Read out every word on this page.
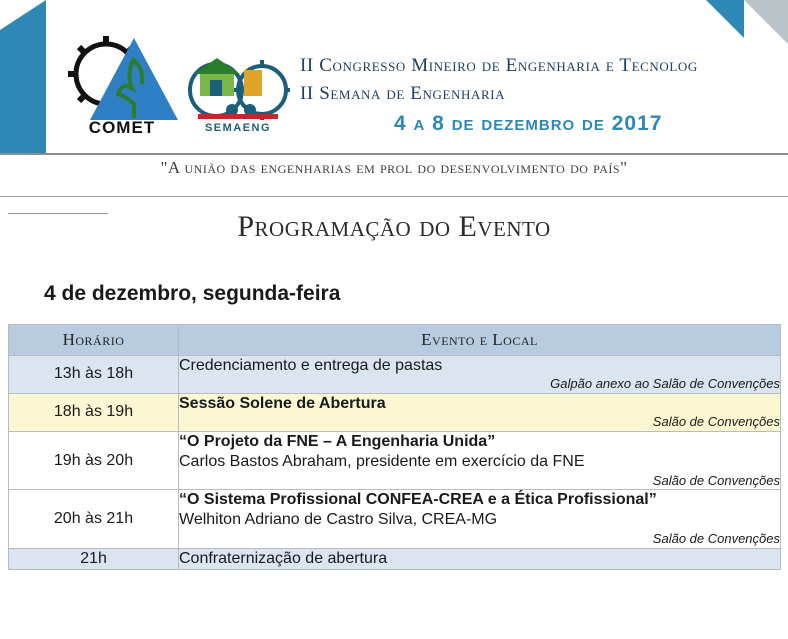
COMET	SEMAENG
II Congresso Mineiro de Engenharia e Tecnolog
II Semana de Engenharia
4 a 8 de dezembro de 2017
"A união das engenharias em prol do desenvolvimento do país"
Programação do Evento
4 de dezembro, segunda-feira
Horário	Evento e Local
13h às 18h	Credenciamento e entrega de pastas
Galpão anexo ao Salão de Convenções

18h às 19h	Sessão Solene de Abertura
Salão de Convenções

19h às 20h	“O Projeto da FNE – A Engenharia Unida”
Carlos Bastos Abraham, presidente em exercício da FNE
Salão de Convenções

20h às 21h	“O Sistema Profissional CONFEA-CREA e a Ética Profissional”
Welhiton Adriano de Castro Silva, CREA-MG
Salão de Convenções

21h	Confraternização de abertura
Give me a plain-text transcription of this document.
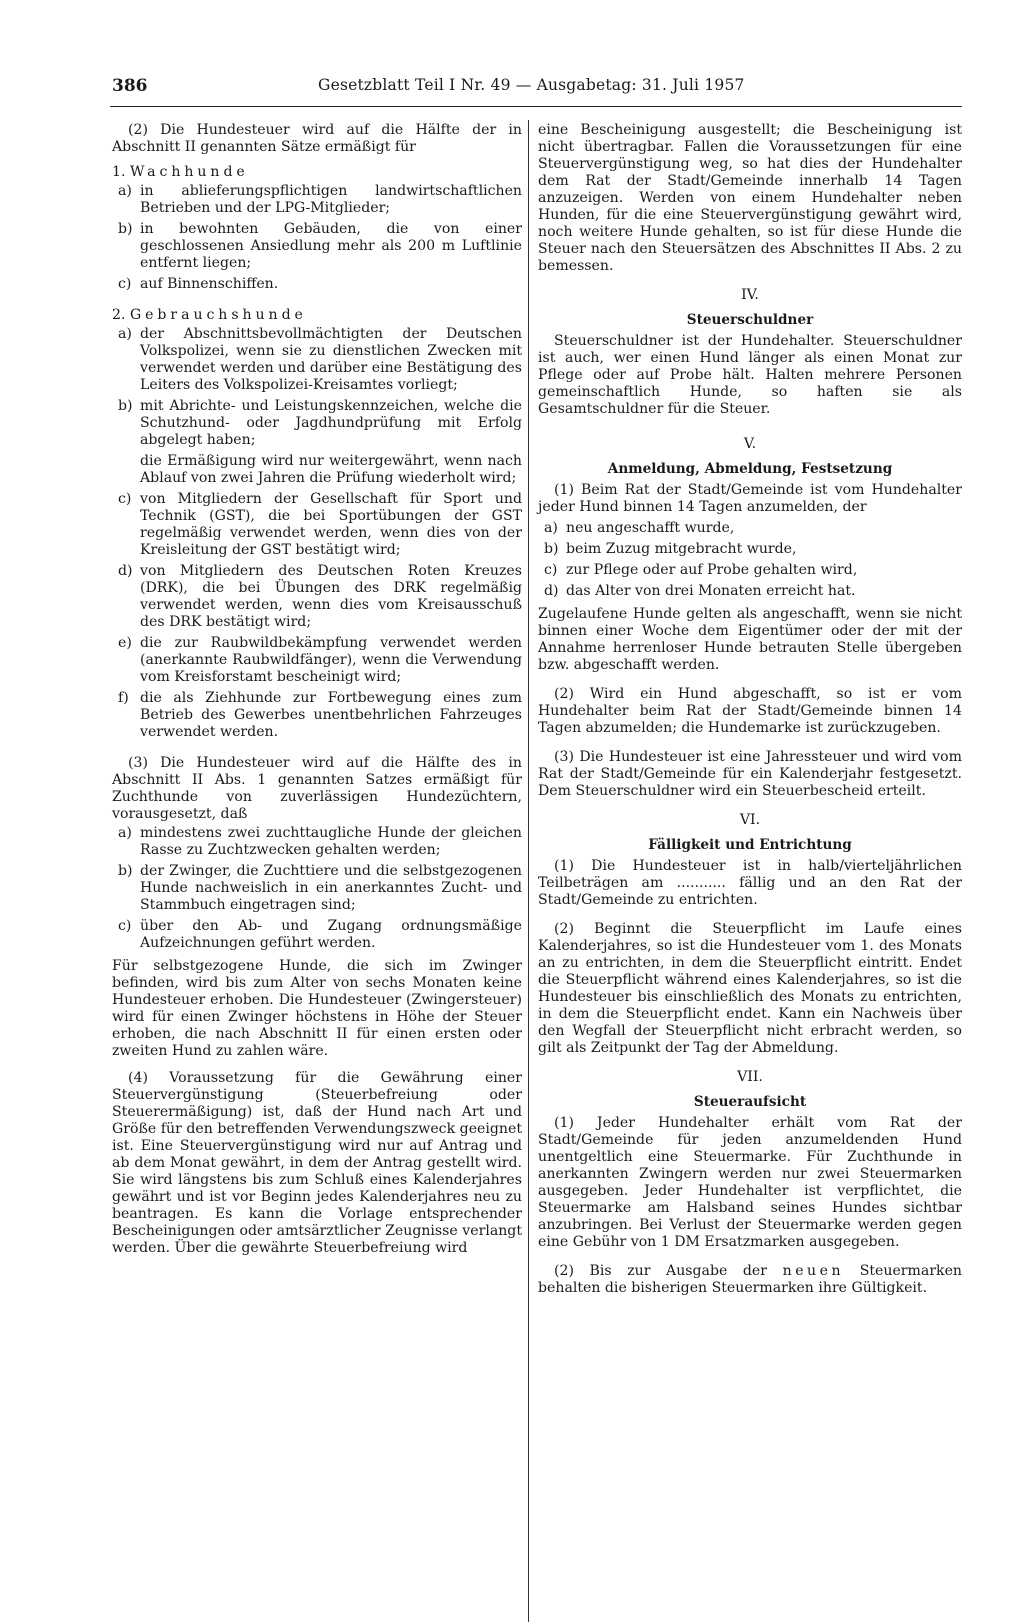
386	Gesetzblatt Teil I Nr. 49 — Ausgabetag: 31. Juli 1957

(2) Die Hundesteuer wird auf die Hälfte der in Abschnitt II genannten Sätze ermäßigt für

1. Wachhunde
a) in ablieferungspflichtigen landwirtschaftlichen Betrieben und der LPG-Mitglieder;
b) in bewohnten Gebäuden, die von einer geschlossenen Ansiedlung mehr als 200 m Luftlinie entfernt liegen;
c) auf Binnenschiffen.
2. Gebrauchshunde
a) der Abschnittsbevollmächtigten der Deutschen Volkspolizei, wenn sie zu dienstlichen Zwecken mit verwendet werden und darüber eine Bestätigung des Leiters des Volkspolizei-Kreisamtes vorliegt;
b) mit Abrichte- und Leistungskennzeichen, welche die Schutzhund- oder Jagdhundprüfung mit Erfolg abgelegt haben;
die Ermäßigung wird nur weitergewährt, wenn nach Ablauf von zwei Jahren die Prüfung wiederholt wird;
c) von Mitgliedern der Gesellschaft für Sport und Technik (GST), die bei Sportübungen der GST regelmäßig verwendet werden, wenn dies von der Kreisleitung der GST bestätigt wird;
d) von Mitgliedern des Deutschen Roten Kreuzes (DRK), die bei Übungen des DRK regelmäßig verwendet werden, wenn dies vom Kreisausschuß des DRK bestätigt wird;
e) die zur Raubwildbekämpfung verwendet werden (anerkannte Raubwildfänger), wenn die Verwendung vom Kreisforstamt bescheinigt wird;
f) die als Ziehhunde zur Fortbewegung eines zum Betrieb des Gewerbes unentbehrlichen Fahrzeuges verwendet werden.

(3) Die Hundesteuer wird auf die Hälfte des in Abschnitt II Abs. 1 genannten Satzes ermäßigt für Zuchthunde von zuverlässigen Hundezüchtern, vorausgesetzt, daß

a) mindestens zwei zuchttaugliche Hunde der gleichen Rasse zu Zuchtzwecken gehalten werden;
b) der Zwinger, die Zuchttiere und die selbstgezogenen Hunde nachweislich in ein anerkanntes Zucht- und Stammbuch eingetragen sind;
c) über den Ab- und Zugang ordnungsmäßige Aufzeichnungen geführt werden.

Für selbstgezogene Hunde, die sich im Zwinger befinden, wird bis zum Alter von sechs Monaten keine Hundesteuer erhoben. Die Hundesteuer (Zwingersteuer) wird für einen Zwinger höchstens in Höhe der Steuer erhoben, die nach Abschnitt II für einen ersten oder zweiten Hund zu zahlen wäre.

(4) Voraussetzung für die Gewährung einer Steuervergünstigung (Steuerbefreiung oder Steuerermäßigung) ist, daß der Hund nach Art und Größe für den betreffenden Verwendungszweck geeignet ist. Eine Steuervergünstigung wird nur auf Antrag und ab dem Monat gewährt, in dem der Antrag gestellt wird. Sie wird längstens bis zum Schluß eines Kalenderjahres gewährt und ist vor Beginn jedes Kalenderjahres neu zu beantragen. Es kann die Vorlage entsprechender Bescheinigungen oder amtsärztlicher Zeugnisse verlangt werden. Über die gewährte Steuerbefreiung wird

eine Bescheinigung ausgestellt; die Bescheinigung ist nicht übertragbar. Fallen die Voraussetzungen für eine Steuervergünstigung weg, so hat dies der Hundehalter dem Rat der Stadt/Gemeinde innerhalb 14 Tagen anzuzeigen. Werden von einem Hundehalter neben Hunden, für die eine Steuervergünstigung gewährt wird, noch weitere Hunde gehalten, so ist für diese Hunde die Steuer nach den Steuersätzen des Abschnittes II Abs. 2 zu bemessen.

IV.
Steuerschuldner

Steuerschuldner ist der Hundehalter. Steuerschuldner ist auch, wer einen Hund länger als einen Monat zur Pflege oder auf Probe hält. Halten mehrere Personen gemeinschaftlich Hunde, so haften sie als Gesamtschuldner für die Steuer.

V.
Anmeldung, Abmeldung, Festsetzung

(1) Beim Rat der Stadt/Gemeinde ist vom Hundehalter jeder Hund binnen 14 Tagen anzumelden, der

a) neu angeschafft wurde,
b) beim Zuzug mitgebracht wurde,
c) zur Pflege oder auf Probe gehalten wird,
d) das Alter von drei Monaten erreicht hat.

Zugelaufene Hunde gelten als angeschafft, wenn sie nicht binnen einer Woche dem Eigentümer oder der mit der Annahme herrenloser Hunde betrauten Stelle übergeben bzw. abgeschafft werden.

(2) Wird ein Hund abgeschafft, so ist er vom Hundehalter beim Rat der Stadt/Gemeinde binnen 14 Tagen abzumelden; die Hundemarke ist zurückzugeben.

(3) Die Hundesteuer ist eine Jahressteuer und wird vom Rat der Stadt/Gemeinde für ein Kalenderjahr festgesetzt. Dem Steuerschuldner wird ein Steuerbescheid erteilt.

VI.
Fälligkeit und Entrichtung

(1) Die Hundesteuer ist in halb/vierteljährlichen Teilbeträgen am ........... fällig und an den Rat der Stadt/Gemeinde zu entrichten.

(2) Beginnt die Steuerpflicht im Laufe eines Kalenderjahres, so ist die Hundesteuer vom 1. des Monats an zu entrichten, in dem die Steuerpflicht eintritt. Endet die Steuerpflicht während eines Kalenderjahres, so ist die Hundesteuer bis einschließlich des Monats zu entrichten, in dem die Steuerpflicht endet. Kann ein Nachweis über den Wegfall der Steuerpflicht nicht erbracht werden, so gilt als Zeitpunkt der Tag der Abmeldung.

VII.
Steueraufsicht

(1) Jeder Hundehalter erhält vom Rat der Stadt/Gemeinde für jeden anzumeldenden Hund unentgeltlich eine Steuermarke. Für Zuchthunde in anerkannten Zwingern werden nur zwei Steuermarken ausgegeben. Jeder Hundehalter ist verpflichtet, die Steuermarke am Halsband seines Hundes sichtbar anzubringen. Bei Verlust der Steuermarke werden gegen eine Gebühr von 1 DM Ersatzmarken ausgegeben.

(2) Bis zur Ausgabe der neuen Steuermarken behalten die bisherigen Steuermarken ihre Gültigkeit.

#### Challenge:
Go through the material above and copy each line that has the word "angeschafft".

#### The answer:
a) neu angeschafft wurde,
Zugelaufene Hunde gelten als angeschafft, wenn sie nicht binnen einer Woche dem Eigentümer oder der mit der Annahme herrenloser Hunde betrauten Stelle übergeben bzw. abgeschafft werden.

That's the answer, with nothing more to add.